Short exercise
Each line of the listing that contains the word "send" is to be copied.

Provided information
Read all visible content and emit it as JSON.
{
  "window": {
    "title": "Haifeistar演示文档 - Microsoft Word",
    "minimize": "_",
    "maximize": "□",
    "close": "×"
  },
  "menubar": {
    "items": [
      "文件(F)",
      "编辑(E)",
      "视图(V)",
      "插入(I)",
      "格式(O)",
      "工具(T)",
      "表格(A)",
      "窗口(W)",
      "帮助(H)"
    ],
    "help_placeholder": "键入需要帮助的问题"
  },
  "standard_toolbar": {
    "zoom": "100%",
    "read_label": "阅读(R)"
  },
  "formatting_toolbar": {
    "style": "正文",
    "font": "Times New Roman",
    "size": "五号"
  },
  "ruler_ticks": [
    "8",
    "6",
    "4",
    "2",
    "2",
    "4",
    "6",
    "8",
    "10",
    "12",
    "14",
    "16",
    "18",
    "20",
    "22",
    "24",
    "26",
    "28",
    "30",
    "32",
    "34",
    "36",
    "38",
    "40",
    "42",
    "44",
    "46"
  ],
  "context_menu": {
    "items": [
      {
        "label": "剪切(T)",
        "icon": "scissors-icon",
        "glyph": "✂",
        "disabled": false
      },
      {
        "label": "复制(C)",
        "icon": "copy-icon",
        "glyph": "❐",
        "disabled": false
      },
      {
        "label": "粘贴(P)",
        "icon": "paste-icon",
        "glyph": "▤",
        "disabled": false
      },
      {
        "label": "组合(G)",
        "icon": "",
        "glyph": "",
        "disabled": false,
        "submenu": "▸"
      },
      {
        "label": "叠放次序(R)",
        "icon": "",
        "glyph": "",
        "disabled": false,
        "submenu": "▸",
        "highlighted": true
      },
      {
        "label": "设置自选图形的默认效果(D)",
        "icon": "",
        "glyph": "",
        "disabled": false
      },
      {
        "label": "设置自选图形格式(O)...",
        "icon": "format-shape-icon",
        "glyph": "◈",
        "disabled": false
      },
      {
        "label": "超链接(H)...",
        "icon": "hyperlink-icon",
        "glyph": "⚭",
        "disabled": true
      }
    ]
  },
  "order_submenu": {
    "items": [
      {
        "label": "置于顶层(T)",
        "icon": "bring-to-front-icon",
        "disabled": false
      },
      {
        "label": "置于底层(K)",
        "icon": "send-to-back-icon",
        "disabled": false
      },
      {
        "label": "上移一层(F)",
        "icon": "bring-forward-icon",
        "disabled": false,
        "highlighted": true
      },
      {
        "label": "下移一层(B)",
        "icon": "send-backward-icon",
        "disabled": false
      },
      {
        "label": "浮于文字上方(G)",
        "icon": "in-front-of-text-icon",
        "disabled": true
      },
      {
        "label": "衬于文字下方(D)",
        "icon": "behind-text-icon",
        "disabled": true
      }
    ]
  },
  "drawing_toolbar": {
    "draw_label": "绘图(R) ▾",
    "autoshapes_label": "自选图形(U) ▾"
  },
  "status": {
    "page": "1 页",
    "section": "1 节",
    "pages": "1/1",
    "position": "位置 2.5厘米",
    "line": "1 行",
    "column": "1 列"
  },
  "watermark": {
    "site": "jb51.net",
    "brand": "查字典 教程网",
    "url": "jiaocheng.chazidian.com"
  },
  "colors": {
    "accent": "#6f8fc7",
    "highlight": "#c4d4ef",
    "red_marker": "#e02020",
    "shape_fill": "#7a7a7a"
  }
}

==

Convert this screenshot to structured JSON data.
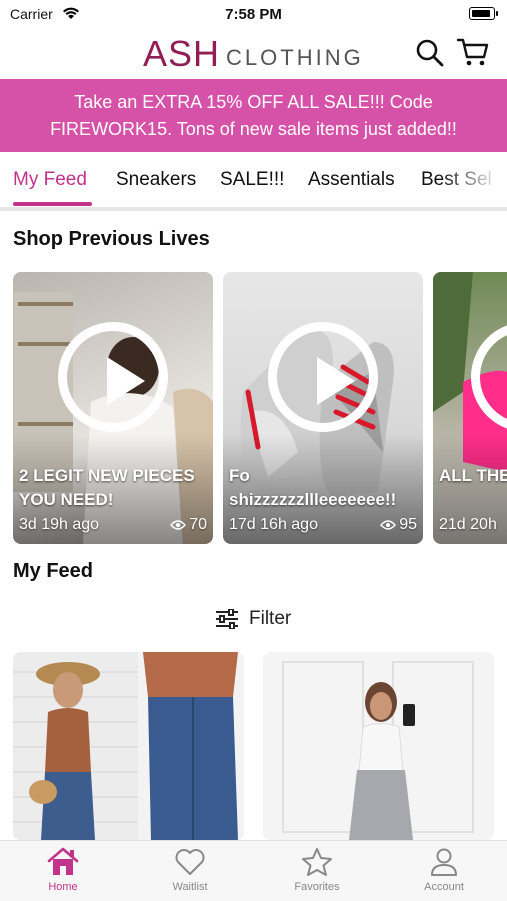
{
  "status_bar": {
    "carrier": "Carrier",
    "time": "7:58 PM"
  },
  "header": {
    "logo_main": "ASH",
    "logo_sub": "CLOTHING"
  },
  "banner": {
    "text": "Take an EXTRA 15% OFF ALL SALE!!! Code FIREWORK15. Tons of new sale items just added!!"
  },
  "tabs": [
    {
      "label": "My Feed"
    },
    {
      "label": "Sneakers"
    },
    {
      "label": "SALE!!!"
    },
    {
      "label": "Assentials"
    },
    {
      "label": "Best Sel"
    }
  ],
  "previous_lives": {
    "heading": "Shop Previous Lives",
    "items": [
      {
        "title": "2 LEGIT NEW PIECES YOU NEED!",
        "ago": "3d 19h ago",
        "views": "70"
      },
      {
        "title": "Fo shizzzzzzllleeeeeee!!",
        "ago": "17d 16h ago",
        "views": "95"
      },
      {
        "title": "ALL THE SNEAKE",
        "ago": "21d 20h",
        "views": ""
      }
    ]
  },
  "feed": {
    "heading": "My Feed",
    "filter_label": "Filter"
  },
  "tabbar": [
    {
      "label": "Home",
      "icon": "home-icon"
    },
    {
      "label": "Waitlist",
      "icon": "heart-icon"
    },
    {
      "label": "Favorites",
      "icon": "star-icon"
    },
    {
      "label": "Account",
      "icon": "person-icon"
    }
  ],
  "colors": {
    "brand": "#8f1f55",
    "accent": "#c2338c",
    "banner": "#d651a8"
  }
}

Correct result
        "icon": "send-to-back-icon",
        "icon": "send-backward-icon",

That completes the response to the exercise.